§ TASK PROMPT
In the lines below, find the one that contains "What data was" and write it out exactly, along with every line that follows it.

§ SUPPLIED RECORDS
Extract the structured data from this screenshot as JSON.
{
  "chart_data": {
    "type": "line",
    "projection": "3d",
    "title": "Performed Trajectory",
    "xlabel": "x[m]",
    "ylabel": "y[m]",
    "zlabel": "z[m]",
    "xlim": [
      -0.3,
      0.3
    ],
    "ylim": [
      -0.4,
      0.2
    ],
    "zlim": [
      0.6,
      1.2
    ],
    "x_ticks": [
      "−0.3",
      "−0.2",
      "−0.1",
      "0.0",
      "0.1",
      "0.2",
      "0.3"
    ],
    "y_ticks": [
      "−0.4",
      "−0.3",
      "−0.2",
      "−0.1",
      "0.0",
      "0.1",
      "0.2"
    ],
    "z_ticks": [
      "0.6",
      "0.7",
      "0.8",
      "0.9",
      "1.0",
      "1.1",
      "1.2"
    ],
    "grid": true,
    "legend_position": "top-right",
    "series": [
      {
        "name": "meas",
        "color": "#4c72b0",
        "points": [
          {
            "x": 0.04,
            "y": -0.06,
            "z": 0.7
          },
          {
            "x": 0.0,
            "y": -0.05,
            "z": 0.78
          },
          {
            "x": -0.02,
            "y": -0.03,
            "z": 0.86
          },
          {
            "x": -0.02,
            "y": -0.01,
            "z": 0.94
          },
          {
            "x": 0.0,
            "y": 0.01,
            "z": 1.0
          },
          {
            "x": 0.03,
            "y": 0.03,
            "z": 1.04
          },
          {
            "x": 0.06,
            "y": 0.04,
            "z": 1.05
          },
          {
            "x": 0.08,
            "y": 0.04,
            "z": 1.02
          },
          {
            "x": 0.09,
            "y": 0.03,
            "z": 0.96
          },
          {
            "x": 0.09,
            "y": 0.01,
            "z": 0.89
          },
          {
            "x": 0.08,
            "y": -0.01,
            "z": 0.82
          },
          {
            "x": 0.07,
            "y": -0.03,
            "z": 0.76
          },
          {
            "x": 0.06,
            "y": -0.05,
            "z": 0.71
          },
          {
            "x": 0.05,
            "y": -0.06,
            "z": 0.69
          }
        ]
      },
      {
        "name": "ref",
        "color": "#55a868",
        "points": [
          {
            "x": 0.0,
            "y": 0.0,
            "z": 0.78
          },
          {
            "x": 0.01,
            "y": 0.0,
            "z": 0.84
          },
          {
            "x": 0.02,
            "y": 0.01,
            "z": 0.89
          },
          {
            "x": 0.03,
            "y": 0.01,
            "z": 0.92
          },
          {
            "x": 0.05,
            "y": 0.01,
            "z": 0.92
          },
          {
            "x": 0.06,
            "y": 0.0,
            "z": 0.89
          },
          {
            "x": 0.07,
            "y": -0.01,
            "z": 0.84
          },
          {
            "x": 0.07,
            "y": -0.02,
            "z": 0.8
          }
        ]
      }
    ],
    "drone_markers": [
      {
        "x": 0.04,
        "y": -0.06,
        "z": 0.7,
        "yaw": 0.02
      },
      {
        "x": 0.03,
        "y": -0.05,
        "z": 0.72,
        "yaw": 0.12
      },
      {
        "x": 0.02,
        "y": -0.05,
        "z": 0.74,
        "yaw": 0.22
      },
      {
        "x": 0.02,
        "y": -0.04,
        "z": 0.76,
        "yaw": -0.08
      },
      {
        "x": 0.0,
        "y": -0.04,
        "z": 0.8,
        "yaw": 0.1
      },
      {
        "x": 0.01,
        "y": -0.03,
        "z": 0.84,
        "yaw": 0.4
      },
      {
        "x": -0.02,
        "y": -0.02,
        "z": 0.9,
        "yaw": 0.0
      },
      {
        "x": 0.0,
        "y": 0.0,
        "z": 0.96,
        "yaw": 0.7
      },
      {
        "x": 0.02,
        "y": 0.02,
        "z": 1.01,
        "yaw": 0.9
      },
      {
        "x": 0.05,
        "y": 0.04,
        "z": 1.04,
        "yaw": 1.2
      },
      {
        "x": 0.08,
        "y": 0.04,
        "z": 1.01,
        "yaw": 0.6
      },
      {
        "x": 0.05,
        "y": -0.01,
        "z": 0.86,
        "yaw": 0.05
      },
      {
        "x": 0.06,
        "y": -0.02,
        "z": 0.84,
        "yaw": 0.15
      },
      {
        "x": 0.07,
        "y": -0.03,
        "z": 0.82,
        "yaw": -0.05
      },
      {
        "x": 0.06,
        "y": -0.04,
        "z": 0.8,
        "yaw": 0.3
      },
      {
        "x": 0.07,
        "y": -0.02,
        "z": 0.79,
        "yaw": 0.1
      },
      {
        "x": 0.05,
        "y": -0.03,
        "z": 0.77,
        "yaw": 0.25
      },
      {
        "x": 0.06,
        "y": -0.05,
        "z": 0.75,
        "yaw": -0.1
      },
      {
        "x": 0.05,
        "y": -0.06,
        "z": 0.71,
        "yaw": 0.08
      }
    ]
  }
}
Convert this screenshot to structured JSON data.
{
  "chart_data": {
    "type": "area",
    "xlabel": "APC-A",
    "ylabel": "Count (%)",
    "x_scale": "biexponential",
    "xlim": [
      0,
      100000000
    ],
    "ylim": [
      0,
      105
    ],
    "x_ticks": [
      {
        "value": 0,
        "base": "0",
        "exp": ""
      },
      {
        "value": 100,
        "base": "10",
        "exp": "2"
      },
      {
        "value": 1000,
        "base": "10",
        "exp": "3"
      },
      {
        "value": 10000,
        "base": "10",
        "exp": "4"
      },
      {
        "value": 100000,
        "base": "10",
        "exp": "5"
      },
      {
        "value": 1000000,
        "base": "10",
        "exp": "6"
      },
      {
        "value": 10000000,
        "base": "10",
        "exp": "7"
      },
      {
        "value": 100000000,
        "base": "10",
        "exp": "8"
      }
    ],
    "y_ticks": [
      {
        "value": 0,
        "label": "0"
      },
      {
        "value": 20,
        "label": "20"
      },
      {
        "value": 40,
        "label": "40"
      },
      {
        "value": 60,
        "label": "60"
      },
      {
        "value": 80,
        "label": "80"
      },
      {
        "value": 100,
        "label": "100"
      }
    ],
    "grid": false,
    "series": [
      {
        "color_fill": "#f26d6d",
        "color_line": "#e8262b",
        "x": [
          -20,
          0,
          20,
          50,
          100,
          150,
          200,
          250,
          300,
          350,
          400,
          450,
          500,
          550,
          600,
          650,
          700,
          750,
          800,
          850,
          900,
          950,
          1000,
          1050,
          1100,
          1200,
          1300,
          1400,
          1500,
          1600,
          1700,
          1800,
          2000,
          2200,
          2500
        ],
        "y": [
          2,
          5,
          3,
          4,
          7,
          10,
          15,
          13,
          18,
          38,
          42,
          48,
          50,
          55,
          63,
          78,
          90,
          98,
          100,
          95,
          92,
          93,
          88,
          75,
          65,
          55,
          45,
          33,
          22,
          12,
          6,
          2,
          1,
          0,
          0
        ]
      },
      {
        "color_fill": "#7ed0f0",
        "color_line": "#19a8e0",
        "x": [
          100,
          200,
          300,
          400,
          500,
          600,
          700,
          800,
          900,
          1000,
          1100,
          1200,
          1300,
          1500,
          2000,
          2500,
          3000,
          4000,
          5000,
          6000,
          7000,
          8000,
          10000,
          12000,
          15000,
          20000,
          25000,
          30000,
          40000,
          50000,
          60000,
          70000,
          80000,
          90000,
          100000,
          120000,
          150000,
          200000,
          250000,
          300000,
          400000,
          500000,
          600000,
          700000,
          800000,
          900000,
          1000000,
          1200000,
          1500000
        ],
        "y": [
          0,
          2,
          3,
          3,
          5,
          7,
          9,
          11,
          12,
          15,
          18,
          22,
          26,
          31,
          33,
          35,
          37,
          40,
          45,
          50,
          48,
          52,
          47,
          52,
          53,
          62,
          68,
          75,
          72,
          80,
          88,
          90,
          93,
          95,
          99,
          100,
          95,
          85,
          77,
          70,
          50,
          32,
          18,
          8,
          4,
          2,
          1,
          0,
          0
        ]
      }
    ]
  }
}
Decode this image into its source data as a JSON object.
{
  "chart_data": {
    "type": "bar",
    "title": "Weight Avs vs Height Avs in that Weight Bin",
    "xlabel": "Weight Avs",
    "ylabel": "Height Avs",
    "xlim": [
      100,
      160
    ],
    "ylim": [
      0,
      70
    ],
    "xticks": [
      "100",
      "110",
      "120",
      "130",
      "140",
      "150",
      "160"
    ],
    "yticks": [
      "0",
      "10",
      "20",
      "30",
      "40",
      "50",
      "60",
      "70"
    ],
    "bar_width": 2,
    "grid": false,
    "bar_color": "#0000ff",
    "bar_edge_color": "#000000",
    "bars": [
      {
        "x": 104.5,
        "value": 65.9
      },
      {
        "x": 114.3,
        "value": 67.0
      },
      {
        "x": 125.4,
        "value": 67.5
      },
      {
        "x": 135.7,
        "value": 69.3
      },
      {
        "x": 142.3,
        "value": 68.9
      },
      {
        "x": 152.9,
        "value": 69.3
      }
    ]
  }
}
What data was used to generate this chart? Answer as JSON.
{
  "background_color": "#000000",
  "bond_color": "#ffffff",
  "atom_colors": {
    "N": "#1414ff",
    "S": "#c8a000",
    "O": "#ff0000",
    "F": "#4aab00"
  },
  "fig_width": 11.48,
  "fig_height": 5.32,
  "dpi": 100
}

§ OUTPUT OF THE TASK
What data was used to generate this chart? Answer as JSON.
{
  "background_color": "#000000",
  "bond_color": "#ffffff",
  "atom_colors": {
    "N": "#1414ff",
    "S": "#c8a000",
    "O": "#ff0000",
    "F": "#4aab00"
  },
  "fig_width": 11.48,
  "fig_height": 5.32,
  "dpi": 100
}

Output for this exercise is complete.